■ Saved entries
BEGIN
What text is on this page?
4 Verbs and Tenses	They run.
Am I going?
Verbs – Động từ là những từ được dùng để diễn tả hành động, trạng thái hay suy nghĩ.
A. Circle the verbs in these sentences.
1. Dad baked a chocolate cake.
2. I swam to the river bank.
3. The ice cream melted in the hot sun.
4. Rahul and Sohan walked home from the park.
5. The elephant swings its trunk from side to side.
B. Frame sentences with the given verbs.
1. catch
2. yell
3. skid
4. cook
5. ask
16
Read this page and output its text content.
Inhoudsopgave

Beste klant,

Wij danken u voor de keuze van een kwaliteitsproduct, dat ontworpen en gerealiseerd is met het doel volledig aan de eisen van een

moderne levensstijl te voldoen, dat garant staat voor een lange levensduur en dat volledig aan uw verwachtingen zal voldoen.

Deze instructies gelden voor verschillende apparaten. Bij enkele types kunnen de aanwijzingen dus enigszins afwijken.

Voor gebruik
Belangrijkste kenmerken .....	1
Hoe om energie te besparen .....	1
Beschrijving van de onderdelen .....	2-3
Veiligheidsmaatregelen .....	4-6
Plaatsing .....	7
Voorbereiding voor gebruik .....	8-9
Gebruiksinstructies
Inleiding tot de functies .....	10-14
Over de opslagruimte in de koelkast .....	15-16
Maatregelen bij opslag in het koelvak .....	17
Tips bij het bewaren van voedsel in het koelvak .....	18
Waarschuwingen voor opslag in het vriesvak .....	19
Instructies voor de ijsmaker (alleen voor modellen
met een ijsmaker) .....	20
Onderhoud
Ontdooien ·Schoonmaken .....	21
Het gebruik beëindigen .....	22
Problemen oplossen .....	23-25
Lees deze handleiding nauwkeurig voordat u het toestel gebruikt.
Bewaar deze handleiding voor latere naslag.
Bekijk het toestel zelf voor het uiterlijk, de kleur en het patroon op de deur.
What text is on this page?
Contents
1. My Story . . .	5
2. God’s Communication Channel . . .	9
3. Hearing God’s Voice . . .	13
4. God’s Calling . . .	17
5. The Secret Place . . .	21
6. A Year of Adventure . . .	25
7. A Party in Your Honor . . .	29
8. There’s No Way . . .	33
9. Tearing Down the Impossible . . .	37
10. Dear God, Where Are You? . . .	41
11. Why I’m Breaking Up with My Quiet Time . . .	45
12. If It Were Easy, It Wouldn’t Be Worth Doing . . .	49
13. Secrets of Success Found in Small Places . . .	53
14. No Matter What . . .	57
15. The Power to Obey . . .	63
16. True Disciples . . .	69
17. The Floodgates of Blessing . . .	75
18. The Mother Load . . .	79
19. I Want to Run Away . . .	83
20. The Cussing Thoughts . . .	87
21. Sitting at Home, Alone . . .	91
END
■ Work to be completed
Return the lines of the records that include the string "toestel".

■ Response for this exercise
Lees deze handleiding nauwkeurig voordat u het toestel gebruikt.
Bekijk het toestel zelf voor het uiterlijk, de kleur en het patroon op de deur.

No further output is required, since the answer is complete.